■ Given exercise: Each line of the listing that contains the word "Mode" is to be copied.

--- START Provided material ---

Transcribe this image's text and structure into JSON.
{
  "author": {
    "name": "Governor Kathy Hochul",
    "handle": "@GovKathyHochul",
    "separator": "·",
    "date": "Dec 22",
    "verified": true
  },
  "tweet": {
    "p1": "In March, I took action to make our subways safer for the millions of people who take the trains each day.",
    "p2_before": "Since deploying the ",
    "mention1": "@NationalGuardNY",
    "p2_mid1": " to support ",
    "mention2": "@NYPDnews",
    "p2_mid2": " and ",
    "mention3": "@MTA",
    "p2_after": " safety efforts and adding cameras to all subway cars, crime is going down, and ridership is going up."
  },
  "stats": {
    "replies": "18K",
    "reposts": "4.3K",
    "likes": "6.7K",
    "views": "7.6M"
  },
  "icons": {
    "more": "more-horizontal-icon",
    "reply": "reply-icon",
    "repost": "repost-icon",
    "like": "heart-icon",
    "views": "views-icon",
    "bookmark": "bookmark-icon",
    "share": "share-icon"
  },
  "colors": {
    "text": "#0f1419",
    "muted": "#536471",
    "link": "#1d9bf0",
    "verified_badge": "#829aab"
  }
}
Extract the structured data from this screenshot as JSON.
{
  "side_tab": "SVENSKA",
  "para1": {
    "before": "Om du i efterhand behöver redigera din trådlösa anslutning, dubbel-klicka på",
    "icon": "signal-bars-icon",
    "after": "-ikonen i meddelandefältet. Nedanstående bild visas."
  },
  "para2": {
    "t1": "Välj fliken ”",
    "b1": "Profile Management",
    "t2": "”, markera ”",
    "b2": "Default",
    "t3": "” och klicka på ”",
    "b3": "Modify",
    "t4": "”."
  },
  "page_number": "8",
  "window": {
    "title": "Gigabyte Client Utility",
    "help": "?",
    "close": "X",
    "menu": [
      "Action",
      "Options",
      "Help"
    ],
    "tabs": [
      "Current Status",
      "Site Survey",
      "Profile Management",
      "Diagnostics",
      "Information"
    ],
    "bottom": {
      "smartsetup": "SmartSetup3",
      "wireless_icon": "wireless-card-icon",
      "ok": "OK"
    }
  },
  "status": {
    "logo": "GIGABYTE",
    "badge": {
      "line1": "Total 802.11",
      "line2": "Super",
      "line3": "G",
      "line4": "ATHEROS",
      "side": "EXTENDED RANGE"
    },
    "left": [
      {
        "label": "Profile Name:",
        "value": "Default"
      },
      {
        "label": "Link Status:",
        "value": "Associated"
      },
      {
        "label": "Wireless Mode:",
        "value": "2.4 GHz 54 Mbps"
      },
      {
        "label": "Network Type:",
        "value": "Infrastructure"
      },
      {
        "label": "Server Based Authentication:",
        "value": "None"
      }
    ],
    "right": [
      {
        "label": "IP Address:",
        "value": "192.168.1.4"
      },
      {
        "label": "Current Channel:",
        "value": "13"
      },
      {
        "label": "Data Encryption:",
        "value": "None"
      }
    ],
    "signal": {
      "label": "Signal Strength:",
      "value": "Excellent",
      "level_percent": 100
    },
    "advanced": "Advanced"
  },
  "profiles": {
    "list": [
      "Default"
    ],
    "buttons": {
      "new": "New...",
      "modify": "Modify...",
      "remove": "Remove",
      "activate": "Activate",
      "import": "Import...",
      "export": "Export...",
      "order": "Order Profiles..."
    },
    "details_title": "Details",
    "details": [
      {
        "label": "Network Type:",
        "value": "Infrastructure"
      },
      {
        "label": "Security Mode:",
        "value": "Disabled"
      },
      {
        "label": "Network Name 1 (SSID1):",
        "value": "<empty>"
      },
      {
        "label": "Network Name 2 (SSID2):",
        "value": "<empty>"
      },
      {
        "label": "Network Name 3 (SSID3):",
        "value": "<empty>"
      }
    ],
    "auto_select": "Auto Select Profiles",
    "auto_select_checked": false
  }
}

--- END Provided material ---

■ Solved problem:
        "label": "Wireless Mode:",
        "label": "Security Mode:",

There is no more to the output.